BEGIN DATA PROVIDED

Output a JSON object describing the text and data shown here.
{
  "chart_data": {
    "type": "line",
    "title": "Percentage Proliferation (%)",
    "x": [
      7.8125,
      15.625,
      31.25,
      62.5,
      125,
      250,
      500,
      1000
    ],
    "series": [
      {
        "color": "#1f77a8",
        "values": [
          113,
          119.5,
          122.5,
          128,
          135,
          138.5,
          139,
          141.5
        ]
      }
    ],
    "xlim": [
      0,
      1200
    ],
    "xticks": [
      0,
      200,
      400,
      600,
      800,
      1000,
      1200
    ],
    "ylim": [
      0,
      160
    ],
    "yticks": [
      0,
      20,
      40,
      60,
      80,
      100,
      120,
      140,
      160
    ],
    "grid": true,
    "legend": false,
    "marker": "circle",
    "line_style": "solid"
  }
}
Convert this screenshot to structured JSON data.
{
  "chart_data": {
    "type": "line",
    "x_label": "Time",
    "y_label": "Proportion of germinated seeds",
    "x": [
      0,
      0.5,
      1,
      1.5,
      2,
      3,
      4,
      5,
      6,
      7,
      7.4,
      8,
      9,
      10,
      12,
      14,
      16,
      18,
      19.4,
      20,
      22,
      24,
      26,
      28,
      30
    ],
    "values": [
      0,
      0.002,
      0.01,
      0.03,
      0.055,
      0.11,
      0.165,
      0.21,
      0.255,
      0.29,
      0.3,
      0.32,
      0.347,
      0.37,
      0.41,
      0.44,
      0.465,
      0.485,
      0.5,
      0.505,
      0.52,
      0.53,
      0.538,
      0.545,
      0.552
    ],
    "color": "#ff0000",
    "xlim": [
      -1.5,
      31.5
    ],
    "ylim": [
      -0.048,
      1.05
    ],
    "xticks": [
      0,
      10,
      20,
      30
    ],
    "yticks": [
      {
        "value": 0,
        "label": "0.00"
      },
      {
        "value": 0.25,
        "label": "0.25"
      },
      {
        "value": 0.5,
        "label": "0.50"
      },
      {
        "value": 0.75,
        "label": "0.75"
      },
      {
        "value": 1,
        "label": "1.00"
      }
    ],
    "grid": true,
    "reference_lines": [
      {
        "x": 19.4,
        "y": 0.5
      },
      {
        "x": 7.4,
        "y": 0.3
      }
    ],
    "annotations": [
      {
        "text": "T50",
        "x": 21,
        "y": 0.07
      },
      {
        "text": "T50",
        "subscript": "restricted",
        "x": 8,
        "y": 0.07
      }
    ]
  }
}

END DATA PROVIDED

Extract all the material, leaving every line as it is.

Output a JSON object describing the text and data shown here.
{
  "chart_data": {
    "type": "line",
    "title": "Percentage Proliferation (%)",
    "x": [
      7.8125,
      15.625,
      31.25,
      62.5,
      125,
      250,
      500,
      1000
    ],
    "series": [
      {
        "color": "#1f77a8",
        "values": [
          113,
          119.5,
          122.5,
          128,
          135,
          138.5,
          139,
          141.5
        ]
      }
    ],
    "xlim": [
      0,
      1200
    ],
    "xticks": [
      0,
      200,
      400,
      600,
      800,
      1000,
      1200
    ],
    "ylim": [
      0,
      160
    ],
    "yticks": [
      0,
      20,
      40,
      60,
      80,
      100,
      120,
      140,
      160
    ],
    "grid": true,
    "legend": false,
    "marker": "circle",
    "line_style": "solid"
  }
}
Convert this screenshot to structured JSON data.
{
  "chart_data": {
    "type": "line",
    "x_label": "Time",
    "y_label": "Proportion of germinated seeds",
    "x": [
      0,
      0.5,
      1,
      1.5,
      2,
      3,
      4,
      5,
      6,
      7,
      7.4,
      8,
      9,
      10,
      12,
      14,
      16,
      18,
      19.4,
      20,
      22,
      24,
      26,
      28,
      30
    ],
    "values": [
      0,
      0.002,
      0.01,
      0.03,
      0.055,
      0.11,
      0.165,
      0.21,
      0.255,
      0.29,
      0.3,
      0.32,
      0.347,
      0.37,
      0.41,
      0.44,
      0.465,
      0.485,
      0.5,
      0.505,
      0.52,
      0.53,
      0.538,
      0.545,
      0.552
    ],
    "color": "#ff0000",
    "xlim": [
      -1.5,
      31.5
    ],
    "ylim": [
      -0.048,
      1.05
    ],
    "xticks": [
      0,
      10,
      20,
      30
    ],
    "yticks": [
      {
        "value": 0,
        "label": "0.00"
      },
      {
        "value": 0.25,
        "label": "0.25"
      },
      {
        "value": 0.5,
        "label": "0.50"
      },
      {
        "value": 0.75,
        "label": "0.75"
      },
      {
        "value": 1,
        "label": "1.00"
      }
    ],
    "grid": true,
    "reference_lines": [
      {
        "x": 19.4,
        "y": 0.5
      },
      {
        "x": 7.4,
        "y": 0.3
      }
    ],
    "annotations": [
      {
        "text": "T50",
        "x": 21,
        "y": 0.07
      },
      {
        "text": "T50",
        "subscript": "restricted",
        "x": 8,
        "y": 0.07
      }
    ]
  }
}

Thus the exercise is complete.